EXERCISE INSTRUCTIONS >> Write the data out again, exactly as given.

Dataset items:
════

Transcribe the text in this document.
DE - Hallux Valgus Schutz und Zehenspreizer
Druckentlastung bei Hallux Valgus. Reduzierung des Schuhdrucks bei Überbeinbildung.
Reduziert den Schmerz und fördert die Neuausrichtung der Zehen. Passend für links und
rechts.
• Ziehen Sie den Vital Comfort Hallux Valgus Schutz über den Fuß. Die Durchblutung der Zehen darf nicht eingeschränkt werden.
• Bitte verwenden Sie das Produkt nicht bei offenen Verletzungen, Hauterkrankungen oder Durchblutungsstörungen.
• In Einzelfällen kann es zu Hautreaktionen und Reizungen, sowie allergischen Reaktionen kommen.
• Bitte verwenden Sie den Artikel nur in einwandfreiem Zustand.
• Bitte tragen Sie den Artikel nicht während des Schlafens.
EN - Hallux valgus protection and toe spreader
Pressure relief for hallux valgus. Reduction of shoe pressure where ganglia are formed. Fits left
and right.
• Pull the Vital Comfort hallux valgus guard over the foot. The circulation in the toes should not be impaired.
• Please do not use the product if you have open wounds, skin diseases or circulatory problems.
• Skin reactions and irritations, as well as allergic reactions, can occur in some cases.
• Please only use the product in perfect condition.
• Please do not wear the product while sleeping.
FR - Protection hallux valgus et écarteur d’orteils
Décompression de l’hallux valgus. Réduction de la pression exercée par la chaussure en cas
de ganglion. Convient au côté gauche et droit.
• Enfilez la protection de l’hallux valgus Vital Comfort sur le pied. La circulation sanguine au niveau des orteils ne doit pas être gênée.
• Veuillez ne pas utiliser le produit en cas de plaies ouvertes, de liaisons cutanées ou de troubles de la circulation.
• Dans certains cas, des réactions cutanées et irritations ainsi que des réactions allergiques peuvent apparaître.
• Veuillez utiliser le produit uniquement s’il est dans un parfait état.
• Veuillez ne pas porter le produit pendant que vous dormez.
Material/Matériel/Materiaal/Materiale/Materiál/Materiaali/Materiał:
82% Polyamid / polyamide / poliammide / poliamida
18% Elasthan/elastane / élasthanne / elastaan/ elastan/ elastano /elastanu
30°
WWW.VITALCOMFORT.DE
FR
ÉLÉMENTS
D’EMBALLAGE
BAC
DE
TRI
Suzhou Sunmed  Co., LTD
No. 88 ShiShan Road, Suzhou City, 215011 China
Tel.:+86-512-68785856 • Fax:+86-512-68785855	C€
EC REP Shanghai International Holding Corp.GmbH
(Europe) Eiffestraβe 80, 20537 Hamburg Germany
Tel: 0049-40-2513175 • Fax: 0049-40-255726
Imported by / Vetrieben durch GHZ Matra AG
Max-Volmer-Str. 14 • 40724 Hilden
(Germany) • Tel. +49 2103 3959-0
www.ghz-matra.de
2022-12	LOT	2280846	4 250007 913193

════

TASK RESPONSE >>
Transcribe the text in this document.
DE - Hallux Valgus Schutz und Zehenspreizer
Druckentlastung bei Hallux Valgus. Reduzierung des Schuhdrucks bei Überbeinbildung.
Reduziert den Schmerz und fördert die Neuausrichtung der Zehen. Passend für links und
rechts.
• Ziehen Sie den Vital Comfort Hallux Valgus Schutz über den Fuß. Die Durchblutung der Zehen darf nicht eingeschränkt werden.
• Bitte verwenden Sie das Produkt nicht bei offenen Verletzungen, Hauterkrankungen oder Durchblutungsstörungen.
• In Einzelfällen kann es zu Hautreaktionen und Reizungen, sowie allergischen Reaktionen kommen.
• Bitte verwenden Sie den Artikel nur in einwandfreiem Zustand.
• Bitte tragen Sie den Artikel nicht während des Schlafens.
EN - Hallux valgus protection and toe spreader
Pressure relief for hallux valgus. Reduction of shoe pressure where ganglia are formed. Fits left
and right.
• Pull the Vital Comfort hallux valgus guard over the foot. The circulation in the toes should not be impaired.
• Please do not use the product if you have open wounds, skin diseases or circulatory problems.
• Skin reactions and irritations, as well as allergic reactions, can occur in some cases.
• Please only use the product in perfect condition.
• Please do not wear the product while sleeping.
FR - Protection hallux valgus et écarteur d’orteils
Décompression de l’hallux valgus. Réduction de la pression exercée par la chaussure en cas
de ganglion. Convient au côté gauche et droit.
• Enfilez la protection de l’hallux valgus Vital Comfort sur le pied. La circulation sanguine au niveau des orteils ne doit pas être gênée.
• Veuillez ne pas utiliser le produit en cas de plaies ouvertes, de liaisons cutanées ou de troubles de la circulation.
• Dans certains cas, des réactions cutanées et irritations ainsi que des réactions allergiques peuvent apparaître.
• Veuillez utiliser le produit uniquement s’il est dans un parfait état.
• Veuillez ne pas porter le produit pendant que vous dormez.
Material/Matériel/Materiaal/Materiale/Materiál/Materiaali/Materiał:
82% Polyamid / polyamide / poliammide / poliamida
18% Elasthan/elastane / élasthanne / elastaan/ elastan/ elastano /elastanu
30°
WWW.VITALCOMFORT.DE
FR
ÉLÉMENTS
D’EMBALLAGE
BAC
DE
TRI
Suzhou Sunmed  Co., LTD
No. 88 ShiShan Road, Suzhou City, 215011 China
Tel.:+86-512-68785856 • Fax:+86-512-68785855	C€
EC REP Shanghai International Holding Corp.GmbH
(Europe) Eiffestraβe 80, 20537 Hamburg Germany
Tel: 0049-40-2513175 • Fax: 0049-40-255726
Imported by / Vetrieben durch GHZ Matra AG
Max-Volmer-Str. 14 • 40724 Hilden
(Germany) • Tel. +49 2103 3959-0
www.ghz-matra.de
2022-12	LOT	2280846	4 250007 913193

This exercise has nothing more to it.